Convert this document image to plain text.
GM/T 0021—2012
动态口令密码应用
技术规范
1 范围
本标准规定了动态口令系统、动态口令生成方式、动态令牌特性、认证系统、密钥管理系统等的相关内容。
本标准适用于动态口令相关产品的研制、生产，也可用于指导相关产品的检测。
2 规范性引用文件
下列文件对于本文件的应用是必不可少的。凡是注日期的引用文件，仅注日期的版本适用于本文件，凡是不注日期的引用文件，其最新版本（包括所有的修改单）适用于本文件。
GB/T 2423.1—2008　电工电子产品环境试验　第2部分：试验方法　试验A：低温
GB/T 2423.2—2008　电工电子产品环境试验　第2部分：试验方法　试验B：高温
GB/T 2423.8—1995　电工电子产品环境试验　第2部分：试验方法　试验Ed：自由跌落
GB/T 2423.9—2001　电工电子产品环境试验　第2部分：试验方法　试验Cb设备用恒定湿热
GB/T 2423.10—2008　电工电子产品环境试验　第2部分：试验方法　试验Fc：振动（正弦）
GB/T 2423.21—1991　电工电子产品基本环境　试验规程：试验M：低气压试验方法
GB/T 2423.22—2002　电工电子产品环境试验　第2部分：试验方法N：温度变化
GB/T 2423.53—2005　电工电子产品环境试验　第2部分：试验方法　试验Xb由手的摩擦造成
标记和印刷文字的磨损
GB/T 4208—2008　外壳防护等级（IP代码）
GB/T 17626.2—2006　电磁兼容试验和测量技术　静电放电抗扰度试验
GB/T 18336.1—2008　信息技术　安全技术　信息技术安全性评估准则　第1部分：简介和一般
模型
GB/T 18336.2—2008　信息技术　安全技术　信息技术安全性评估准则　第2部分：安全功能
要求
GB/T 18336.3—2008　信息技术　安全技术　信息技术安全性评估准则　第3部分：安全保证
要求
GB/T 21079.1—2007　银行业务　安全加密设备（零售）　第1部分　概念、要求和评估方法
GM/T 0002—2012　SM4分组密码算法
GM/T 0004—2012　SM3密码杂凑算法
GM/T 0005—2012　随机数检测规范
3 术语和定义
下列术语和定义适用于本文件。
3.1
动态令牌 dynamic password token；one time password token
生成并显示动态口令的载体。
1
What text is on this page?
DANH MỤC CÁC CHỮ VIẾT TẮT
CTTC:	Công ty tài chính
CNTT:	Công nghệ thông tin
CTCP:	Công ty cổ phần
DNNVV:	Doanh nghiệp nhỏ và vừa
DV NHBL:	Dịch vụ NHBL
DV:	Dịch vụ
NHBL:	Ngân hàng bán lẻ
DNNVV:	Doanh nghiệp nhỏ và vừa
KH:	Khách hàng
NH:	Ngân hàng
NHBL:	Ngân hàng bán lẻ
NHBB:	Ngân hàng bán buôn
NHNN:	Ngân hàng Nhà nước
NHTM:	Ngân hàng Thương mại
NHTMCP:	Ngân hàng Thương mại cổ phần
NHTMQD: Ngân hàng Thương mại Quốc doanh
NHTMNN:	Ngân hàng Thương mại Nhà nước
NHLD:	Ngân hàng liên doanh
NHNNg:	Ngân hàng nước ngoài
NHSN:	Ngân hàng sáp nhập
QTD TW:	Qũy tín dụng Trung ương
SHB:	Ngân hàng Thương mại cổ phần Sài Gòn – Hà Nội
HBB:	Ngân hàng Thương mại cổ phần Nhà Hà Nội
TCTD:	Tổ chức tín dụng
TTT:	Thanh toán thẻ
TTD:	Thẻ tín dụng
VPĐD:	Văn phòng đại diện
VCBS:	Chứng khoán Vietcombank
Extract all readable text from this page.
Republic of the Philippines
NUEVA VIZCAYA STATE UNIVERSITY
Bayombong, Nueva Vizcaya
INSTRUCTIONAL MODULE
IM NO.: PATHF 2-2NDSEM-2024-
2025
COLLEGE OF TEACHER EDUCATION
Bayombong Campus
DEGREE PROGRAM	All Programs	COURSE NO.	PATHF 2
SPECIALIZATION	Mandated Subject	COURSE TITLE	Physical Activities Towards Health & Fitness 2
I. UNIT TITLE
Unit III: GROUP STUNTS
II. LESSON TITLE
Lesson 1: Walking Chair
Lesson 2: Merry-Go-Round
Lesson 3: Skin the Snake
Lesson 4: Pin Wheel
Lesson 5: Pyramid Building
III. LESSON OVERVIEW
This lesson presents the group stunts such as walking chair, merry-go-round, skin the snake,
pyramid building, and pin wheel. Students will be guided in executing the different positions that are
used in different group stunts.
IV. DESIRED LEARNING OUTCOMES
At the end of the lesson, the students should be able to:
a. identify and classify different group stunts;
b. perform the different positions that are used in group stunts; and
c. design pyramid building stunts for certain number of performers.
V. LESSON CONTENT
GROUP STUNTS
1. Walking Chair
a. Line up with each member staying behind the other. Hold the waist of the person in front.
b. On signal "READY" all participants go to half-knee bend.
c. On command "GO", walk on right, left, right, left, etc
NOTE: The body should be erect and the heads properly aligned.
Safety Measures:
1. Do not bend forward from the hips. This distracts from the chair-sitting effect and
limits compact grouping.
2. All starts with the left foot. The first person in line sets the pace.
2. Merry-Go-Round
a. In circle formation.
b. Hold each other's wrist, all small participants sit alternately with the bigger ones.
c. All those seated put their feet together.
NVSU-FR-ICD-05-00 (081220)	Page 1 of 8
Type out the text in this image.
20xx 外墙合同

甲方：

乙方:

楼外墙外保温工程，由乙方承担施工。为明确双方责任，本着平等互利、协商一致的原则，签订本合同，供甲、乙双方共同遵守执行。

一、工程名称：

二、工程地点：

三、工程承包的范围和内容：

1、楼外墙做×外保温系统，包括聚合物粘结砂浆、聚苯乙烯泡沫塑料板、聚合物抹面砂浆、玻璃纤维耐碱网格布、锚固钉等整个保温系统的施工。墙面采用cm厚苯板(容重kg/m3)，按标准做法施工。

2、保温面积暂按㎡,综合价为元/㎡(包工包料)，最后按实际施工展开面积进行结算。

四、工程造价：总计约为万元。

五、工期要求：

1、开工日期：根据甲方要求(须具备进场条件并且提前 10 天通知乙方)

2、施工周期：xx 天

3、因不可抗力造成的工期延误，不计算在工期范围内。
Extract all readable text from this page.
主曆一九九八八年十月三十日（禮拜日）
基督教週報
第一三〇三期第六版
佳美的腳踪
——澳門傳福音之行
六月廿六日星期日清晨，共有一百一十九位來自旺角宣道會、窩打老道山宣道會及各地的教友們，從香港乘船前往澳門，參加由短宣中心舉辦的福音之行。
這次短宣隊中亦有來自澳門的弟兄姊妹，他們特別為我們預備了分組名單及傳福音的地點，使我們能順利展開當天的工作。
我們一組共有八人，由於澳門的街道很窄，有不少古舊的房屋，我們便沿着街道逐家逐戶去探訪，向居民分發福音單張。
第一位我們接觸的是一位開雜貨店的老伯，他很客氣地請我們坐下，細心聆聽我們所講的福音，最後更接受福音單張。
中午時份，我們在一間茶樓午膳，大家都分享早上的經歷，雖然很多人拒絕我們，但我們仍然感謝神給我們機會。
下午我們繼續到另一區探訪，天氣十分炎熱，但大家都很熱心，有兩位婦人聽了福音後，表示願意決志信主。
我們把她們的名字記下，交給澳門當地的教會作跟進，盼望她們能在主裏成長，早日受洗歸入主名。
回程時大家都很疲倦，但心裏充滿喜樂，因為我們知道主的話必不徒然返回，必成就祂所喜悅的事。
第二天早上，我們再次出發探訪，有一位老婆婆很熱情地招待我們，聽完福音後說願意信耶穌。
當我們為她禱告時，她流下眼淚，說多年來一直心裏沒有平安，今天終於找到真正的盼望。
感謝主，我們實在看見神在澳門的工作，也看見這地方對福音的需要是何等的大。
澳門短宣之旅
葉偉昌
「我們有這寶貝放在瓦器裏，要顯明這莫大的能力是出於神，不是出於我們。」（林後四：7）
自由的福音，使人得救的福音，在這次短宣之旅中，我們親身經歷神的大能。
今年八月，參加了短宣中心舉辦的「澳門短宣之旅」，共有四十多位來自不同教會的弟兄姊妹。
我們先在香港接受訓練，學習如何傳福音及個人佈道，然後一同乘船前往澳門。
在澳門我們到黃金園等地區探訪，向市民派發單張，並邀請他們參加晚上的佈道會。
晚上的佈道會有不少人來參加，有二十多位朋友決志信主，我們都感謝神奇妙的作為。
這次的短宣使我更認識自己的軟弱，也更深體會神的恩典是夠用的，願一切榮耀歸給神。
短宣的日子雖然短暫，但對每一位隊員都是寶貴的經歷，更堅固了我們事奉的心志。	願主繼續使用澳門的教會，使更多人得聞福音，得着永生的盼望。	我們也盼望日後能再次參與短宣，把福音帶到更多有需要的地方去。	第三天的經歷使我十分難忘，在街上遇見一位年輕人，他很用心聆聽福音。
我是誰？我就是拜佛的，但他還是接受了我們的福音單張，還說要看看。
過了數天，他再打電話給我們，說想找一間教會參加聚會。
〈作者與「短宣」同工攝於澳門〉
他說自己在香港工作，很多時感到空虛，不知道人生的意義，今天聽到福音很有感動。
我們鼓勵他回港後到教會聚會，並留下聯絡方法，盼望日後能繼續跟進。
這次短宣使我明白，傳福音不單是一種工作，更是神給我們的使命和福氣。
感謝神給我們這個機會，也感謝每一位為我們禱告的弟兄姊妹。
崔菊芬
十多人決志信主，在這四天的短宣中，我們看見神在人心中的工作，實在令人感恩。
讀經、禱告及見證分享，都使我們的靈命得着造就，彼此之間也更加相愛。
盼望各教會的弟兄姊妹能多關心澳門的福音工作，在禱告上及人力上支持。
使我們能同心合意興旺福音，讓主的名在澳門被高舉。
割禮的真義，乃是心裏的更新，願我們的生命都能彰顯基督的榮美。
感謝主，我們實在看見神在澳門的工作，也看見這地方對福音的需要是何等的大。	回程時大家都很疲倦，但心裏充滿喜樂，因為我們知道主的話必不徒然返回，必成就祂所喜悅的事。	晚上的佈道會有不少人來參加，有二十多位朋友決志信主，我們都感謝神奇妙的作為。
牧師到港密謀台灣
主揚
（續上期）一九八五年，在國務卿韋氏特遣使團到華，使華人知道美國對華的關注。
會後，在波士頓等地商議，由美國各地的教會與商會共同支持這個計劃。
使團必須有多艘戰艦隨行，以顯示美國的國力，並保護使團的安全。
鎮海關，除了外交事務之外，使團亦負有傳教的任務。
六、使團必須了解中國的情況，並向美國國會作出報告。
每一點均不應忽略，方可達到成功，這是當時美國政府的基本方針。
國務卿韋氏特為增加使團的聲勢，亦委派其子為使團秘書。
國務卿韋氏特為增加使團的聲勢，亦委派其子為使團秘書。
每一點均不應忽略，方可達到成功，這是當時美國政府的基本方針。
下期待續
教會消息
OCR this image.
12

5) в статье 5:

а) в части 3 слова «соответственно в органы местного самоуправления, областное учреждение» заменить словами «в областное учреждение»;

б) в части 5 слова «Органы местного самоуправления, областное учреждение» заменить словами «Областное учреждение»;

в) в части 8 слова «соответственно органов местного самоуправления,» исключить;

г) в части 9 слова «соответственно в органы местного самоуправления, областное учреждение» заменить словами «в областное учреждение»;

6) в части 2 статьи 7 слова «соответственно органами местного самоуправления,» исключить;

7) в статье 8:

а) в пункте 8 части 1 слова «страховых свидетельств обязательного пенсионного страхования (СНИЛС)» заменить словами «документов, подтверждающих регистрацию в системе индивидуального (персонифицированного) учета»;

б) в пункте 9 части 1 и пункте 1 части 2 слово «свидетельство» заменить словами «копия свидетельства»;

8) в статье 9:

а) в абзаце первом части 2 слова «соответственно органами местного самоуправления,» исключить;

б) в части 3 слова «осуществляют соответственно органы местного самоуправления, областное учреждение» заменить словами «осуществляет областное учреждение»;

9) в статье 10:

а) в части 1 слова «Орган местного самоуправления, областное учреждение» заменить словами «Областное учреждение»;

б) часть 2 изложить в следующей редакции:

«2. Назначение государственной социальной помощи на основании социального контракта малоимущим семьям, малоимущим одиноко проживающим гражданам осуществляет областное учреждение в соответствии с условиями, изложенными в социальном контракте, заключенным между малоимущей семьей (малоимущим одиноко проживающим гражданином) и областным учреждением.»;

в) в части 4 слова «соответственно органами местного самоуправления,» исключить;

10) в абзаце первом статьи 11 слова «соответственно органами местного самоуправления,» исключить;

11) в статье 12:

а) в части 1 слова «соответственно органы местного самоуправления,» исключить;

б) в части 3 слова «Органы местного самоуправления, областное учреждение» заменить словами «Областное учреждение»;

......

*Your instructions:* From the records above, copy every line that holds the word "with".

*Result for this task:*
a. Line up with each member staying behind the other. Hold the waist of the person in front.
2. All starts with the left foot. The first person in line sets the pace.
b. Hold each other's wrist, all small participants sit alternately with the bigger ones.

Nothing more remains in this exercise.